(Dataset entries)
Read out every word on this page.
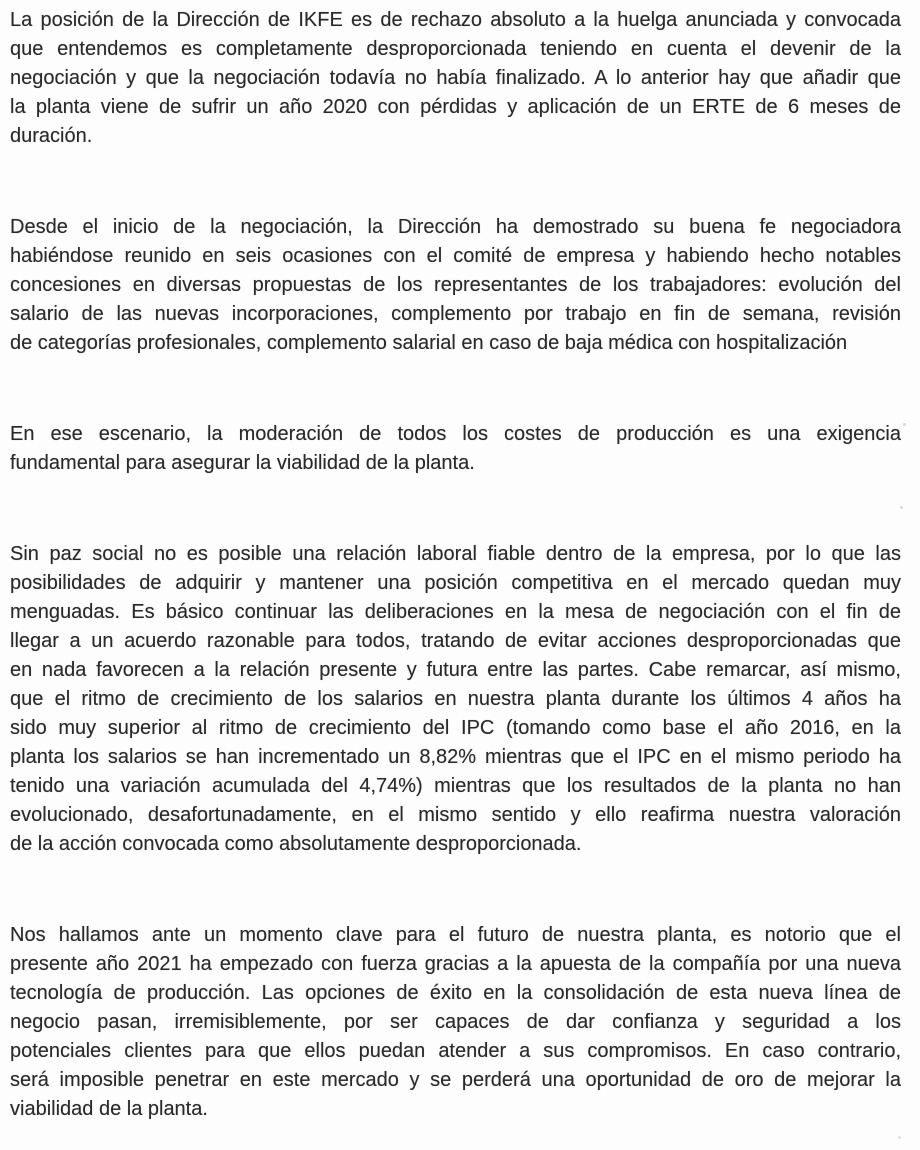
La posición de la Dirección de IKFE es de rechazo absoluto a la huelga anunciada y convocada
que entendemos es completamente desproporcionada teniendo en cuenta el devenir de la
negociación y que la negociación todavía no había finalizado. A lo anterior hay que añadir que
la planta viene de sufrir un año 2020 con pérdidas y aplicación de un ERTE de 6 meses de
duración.

Desde el inicio de la negociación, la Dirección ha demostrado su buena fe negociadora
habiéndose reunido en seis ocasiones con el comité de empresa y habiendo hecho notables
concesiones en diversas propuestas de los representantes de los trabajadores: evolución del
salario de las nuevas incorporaciones, complemento por trabajo en fin de semana, revisión
de categorías profesionales, complemento salarial en caso de baja médica con hospitalización

En ese escenario, la moderación de todos los costes de producción es una exigencia
fundamental para asegurar la viabilidad de la planta.

Sin paz social no es posible una relación laboral fiable dentro de la empresa, por lo que las
posibilidades de adquirir y mantener una posición competitiva en el mercado quedan muy
menguadas. Es básico continuar las deliberaciones en la mesa de negociación con el fin de
llegar a un acuerdo razonable para todos, tratando de evitar acciones desproporcionadas que
en nada favorecen a la relación presente y futura entre las partes. Cabe remarcar, así mismo,
que el ritmo de crecimiento de los salarios en nuestra planta durante los últimos 4 años ha
sido muy superior al ritmo de crecimiento del IPC (tomando como base el año 2016, en la
planta los salarios se han incrementado un 8,82% mientras que el IPC en el mismo periodo ha
tenido una variación acumulada del 4,74%) mientras que los resultados de la planta no han
evolucionado, desafortunadamente, en el mismo sentido y ello reafirma nuestra valoración
de la acción convocada como absolutamente desproporcionada.

Nos hallamos ante un momento clave para el futuro de nuestra planta, es notorio que el
presente año 2021 ha empezado con fuerza gracias a la apuesta de la compañía por una nueva
tecnología de producción. Las opciones de éxito en la consolidación de esta nueva línea de
negocio pasan, irremisiblemente, por ser capaces de dar confianza y seguridad a los
potenciales clientes para que ellos puedan atender a sus compromisos. En caso contrario,
será imposible penetrar en este mercado y se perderá una oportunidad de oro de mejorar la
viabilidad de la planta.
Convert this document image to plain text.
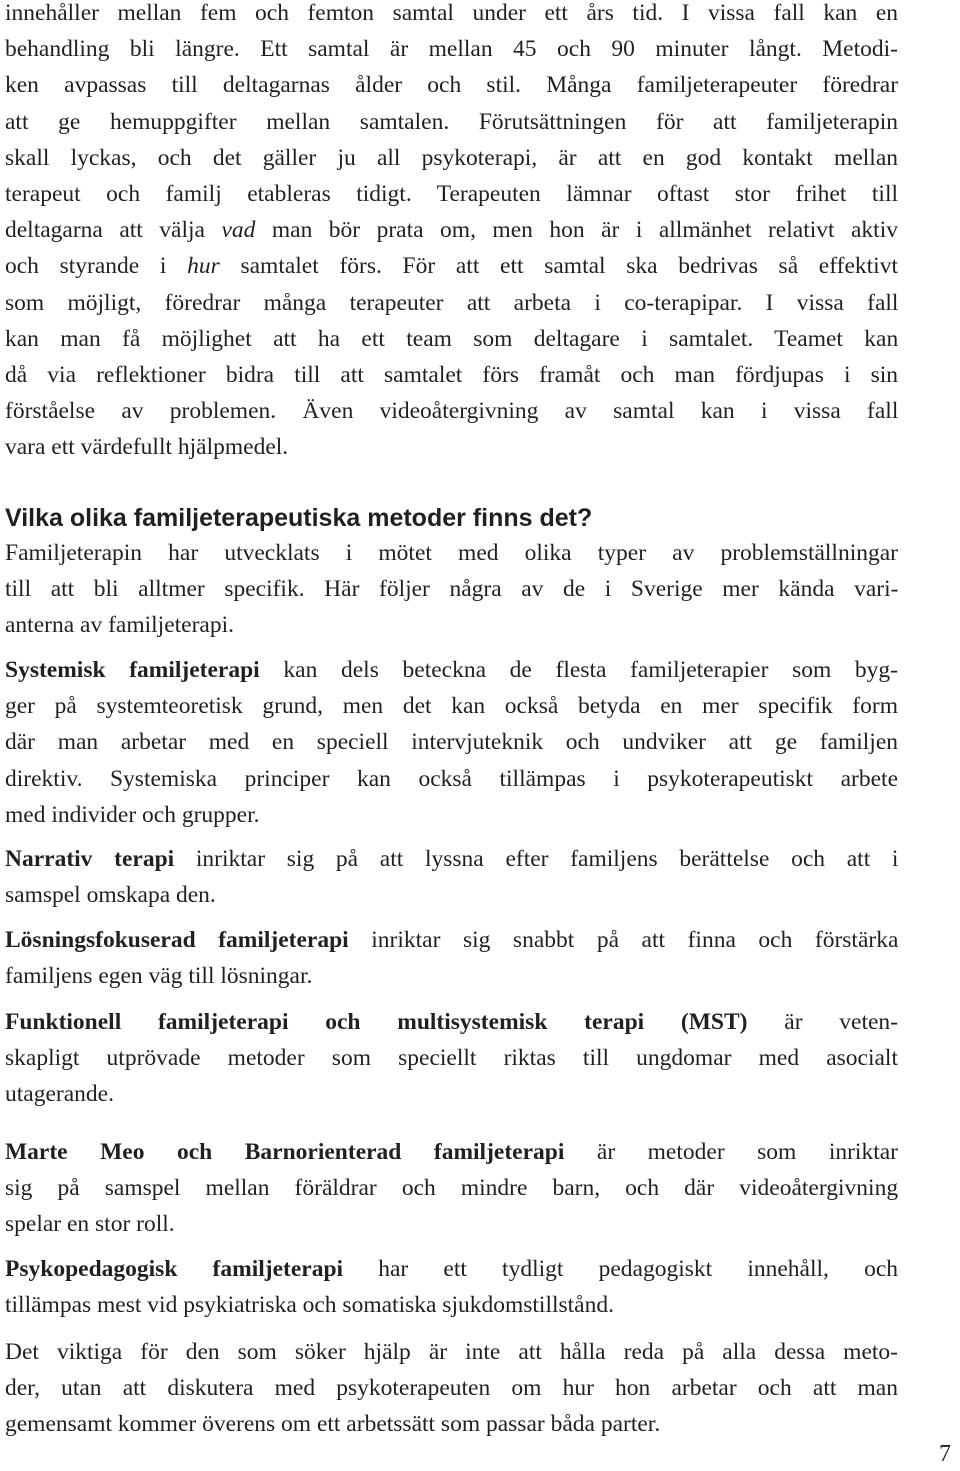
innehåller mellan fem och femton samtal under ett års tid. I vissa fall kan en
behandling bli längre. Ett samtal är mellan 45 och 90 minuter långt. Metodi-
ken avpassas till deltagarnas ålder och stil. Många familjeterapeuter föredrar
att ge hemuppgifter mellan samtalen. Förutsättningen för att familjeterapin
skall lyckas, och det gäller ju all psykoterapi, är att en god kontakt mellan
terapeut och familj etableras tidigt. Terapeuten lämnar oftast stor frihet till
deltagarna att välja vad man bör prata om, men hon är i allmänhet relativt aktiv
och styrande i hur samtalet förs. För att ett samtal ska bedrivas så effektivt
som möjligt, föredrar många terapeuter att arbeta i co-terapipar. I vissa fall
kan man få möjlighet att ha ett team som deltagare i samtalet. Teamet kan
då via reflektioner bidra till att samtalet förs framåt och man fördjupas i sin
förståelse av problemen. Även videoåtergivning av samtal kan i vissa fall
vara ett värdefullt hjälpmedel.
Vilka olika familjeterapeutiska metoder finns det?
Familjeterapin har utvecklats i mötet med olika typer av problemställningar
till att bli alltmer specifik. Här följer några av de i Sverige mer kända vari-
anterna av familjeterapi.
Systemisk familjeterapi kan dels beteckna de flesta familjeterapier som byg-
ger på systemteoretisk grund, men det kan också betyda en mer specifik form
där man arbetar med en speciell intervjuteknik och undviker att ge familjen
direktiv. Systemiska principer kan också tillämpas i psykoterapeutiskt arbete
med individer och grupper.
Narrativ terapi inriktar sig på att lyssna efter familjens berättelse och att i
samspel omskapa den.
Lösningsfokuserad familjeterapi inriktar sig snabbt på att finna och förstärka
familjens egen väg till lösningar.
Funktionell familjeterapi och multisystemisk terapi (MST) är veten-
skapligt utprövade metoder som speciellt riktas till ungdomar med asocialt
utagerande.
Marte Meo och Barnorienterad familjeterapi är metoder som inriktar
sig på samspel mellan föräldrar och mindre barn, och där videoåtergivning
spelar en stor roll.
Psykopedagogisk familjeterapi har ett tydligt pedagogiskt innehåll, och
tillämpas mest vid psykiatriska och somatiska sjukdomstillstånd.
Det viktiga för den som söker hjälp är inte att hålla reda på alla dessa meto-
der, utan att diskutera med psykoterapeuten om hur hon arbetar och att man
gemensamt kommer överens om ett arbetssätt som passar båda parter.
7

Exercise prompt:
Output an exact copy of the material, with the pictures removed.

Task solution:
Read out every word on this page.
La posición de la Dirección de IKFE es de rechazo absoluto a la huelga anunciada y convocada
que entendemos es completamente desproporcionada teniendo en cuenta el devenir de la
negociación y que la negociación todavía no había finalizado. A lo anterior hay que añadir que
la planta viene de sufrir un año 2020 con pérdidas y aplicación de un ERTE de 6 meses de
duración.

Desde el inicio de la negociación, la Dirección ha demostrado su buena fe negociadora
habiéndose reunido en seis ocasiones con el comité de empresa y habiendo hecho notables
concesiones en diversas propuestas de los representantes de los trabajadores: evolución del
salario de las nuevas incorporaciones, complemento por trabajo en fin de semana, revisión
de categorías profesionales, complemento salarial en caso de baja médica con hospitalización

En ese escenario, la moderación de todos los costes de producción es una exigencia
fundamental para asegurar la viabilidad de la planta.

Sin paz social no es posible una relación laboral fiable dentro de la empresa, por lo que las
posibilidades de adquirir y mantener una posición competitiva en el mercado quedan muy
menguadas. Es básico continuar las deliberaciones en la mesa de negociación con el fin de
llegar a un acuerdo razonable para todos, tratando de evitar acciones desproporcionadas que
en nada favorecen a la relación presente y futura entre las partes. Cabe remarcar, así mismo,
que el ritmo de crecimiento de los salarios en nuestra planta durante los últimos 4 años ha
sido muy superior al ritmo de crecimiento del IPC (tomando como base el año 2016, en la
planta los salarios se han incrementado un 8,82% mientras que el IPC en el mismo periodo ha
tenido una variación acumulada del 4,74%) mientras que los resultados de la planta no han
evolucionado, desafortunadamente, en el mismo sentido y ello reafirma nuestra valoración
de la acción convocada como absolutamente desproporcionada.

Nos hallamos ante un momento clave para el futuro de nuestra planta, es notorio que el
presente año 2021 ha empezado con fuerza gracias a la apuesta de la compañía por una nueva
tecnología de producción. Las opciones de éxito en la consolidación de esta nueva línea de
negocio pasan, irremisiblemente, por ser capaces de dar confianza y seguridad a los
potenciales clientes para que ellos puedan atender a sus compromisos. En caso contrario,
será imposible penetrar en este mercado y se perderá una oportunidad de oro de mejorar la
viabilidad de la planta.
Convert this document image to plain text.
innehåller mellan fem och femton samtal under ett års tid. I vissa fall kan en
behandling bli längre. Ett samtal är mellan 45 och 90 minuter långt. Metodi-
ken avpassas till deltagarnas ålder och stil. Många familjeterapeuter föredrar
att ge hemuppgifter mellan samtalen. Förutsättningen för att familjeterapin
skall lyckas, och det gäller ju all psykoterapi, är att en god kontakt mellan
terapeut och familj etableras tidigt. Terapeuten lämnar oftast stor frihet till
deltagarna att välja vad man bör prata om, men hon är i allmänhet relativt aktiv
och styrande i hur samtalet förs. För att ett samtal ska bedrivas så effektivt
som möjligt, föredrar många terapeuter att arbeta i co-terapipar. I vissa fall
kan man få möjlighet att ha ett team som deltagare i samtalet. Teamet kan
då via reflektioner bidra till att samtalet förs framåt och man fördjupas i sin
förståelse av problemen. Även videoåtergivning av samtal kan i vissa fall
vara ett värdefullt hjälpmedel.
Vilka olika familjeterapeutiska metoder finns det?
Familjeterapin har utvecklats i mötet med olika typer av problemställningar
till att bli alltmer specifik. Här följer några av de i Sverige mer kända vari-
anterna av familjeterapi.
Systemisk familjeterapi kan dels beteckna de flesta familjeterapier som byg-
ger på systemteoretisk grund, men det kan också betyda en mer specifik form
där man arbetar med en speciell intervjuteknik och undviker att ge familjen
direktiv. Systemiska principer kan också tillämpas i psykoterapeutiskt arbete
med individer och grupper.
Narrativ terapi inriktar sig på att lyssna efter familjens berättelse och att i
samspel omskapa den.
Lösningsfokuserad familjeterapi inriktar sig snabbt på att finna och förstärka
familjens egen väg till lösningar.
Funktionell familjeterapi och multisystemisk terapi (MST) är veten-
skapligt utprövade metoder som speciellt riktas till ungdomar med asocialt
utagerande.
Marte Meo och Barnorienterad familjeterapi är metoder som inriktar
sig på samspel mellan föräldrar och mindre barn, och där videoåtergivning
spelar en stor roll.
Psykopedagogisk familjeterapi har ett tydligt pedagogiskt innehåll, och
tillämpas mest vid psykiatriska och somatiska sjukdomstillstånd.
Det viktiga för den som söker hjälp är inte att hålla reda på alla dessa meto-
der, utan att diskutera med psykoterapeuten om hur hon arbetar och att man
gemensamt kommer överens om ett arbetssätt som passar båda parter.
7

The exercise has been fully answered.